» WHAT TO DO
Pull each line holding "photo" out of the entries below.

» DATA SUPPLIED
_ _ _ _

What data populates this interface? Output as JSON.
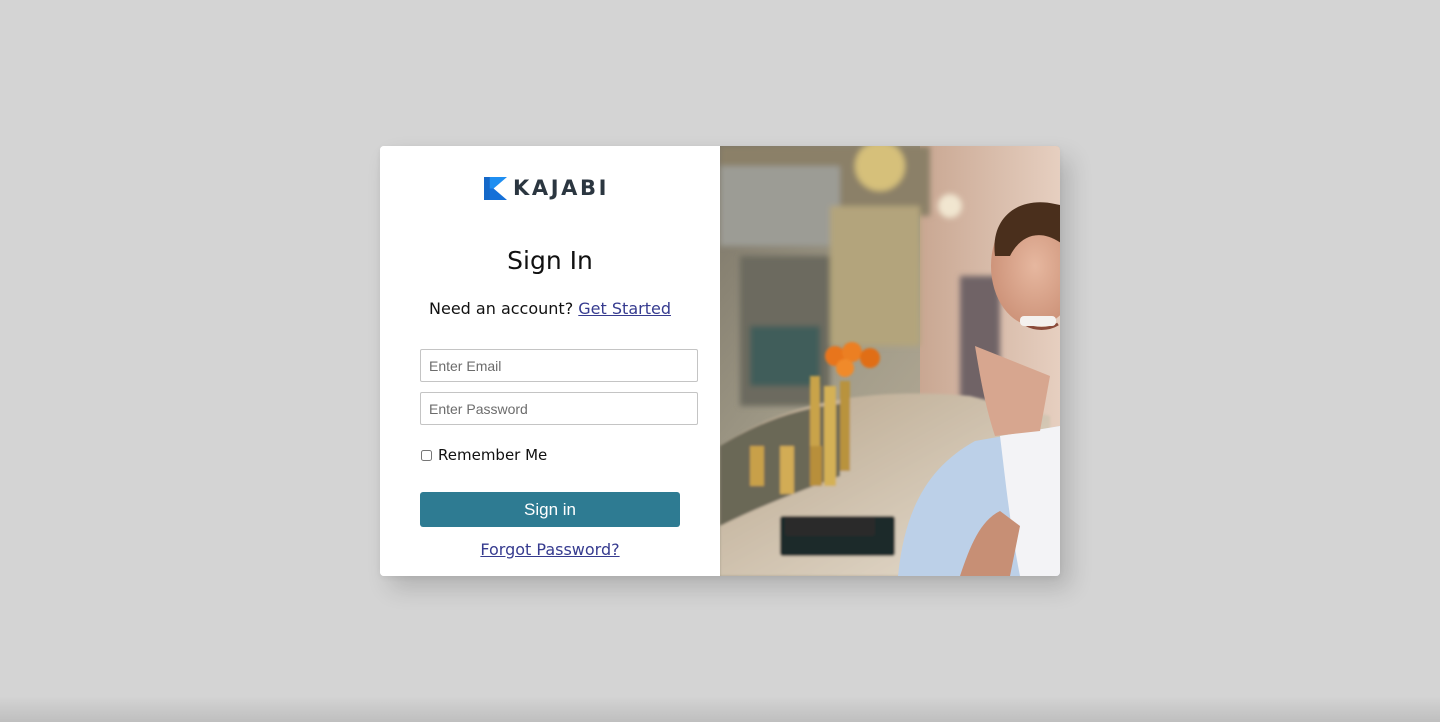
{
  "brand": {
    "name": "KAJABI",
    "accent": "#1f8ef1"
  },
  "signin": {
    "title": "Sign In",
    "account_prompt": "Need an account?",
    "get_started_link": "Get Started",
    "email_placeholder": "Enter Email",
    "password_placeholder": "Enter Password",
    "remember_label": "Remember Me",
    "remember_checked": false,
    "submit_label": "Sign in",
    "forgot_link": "Forgot Password?",
    "button_color": "#2e7b92",
    "link_color": "#363b8f"
  },
  "photo": {
    "description_icon": "restaurant-bar-photo"
  }
}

_ _ _ _

» ANSWER BELOW
  "photo": {
    "description_icon": "restaurant-bar-photo"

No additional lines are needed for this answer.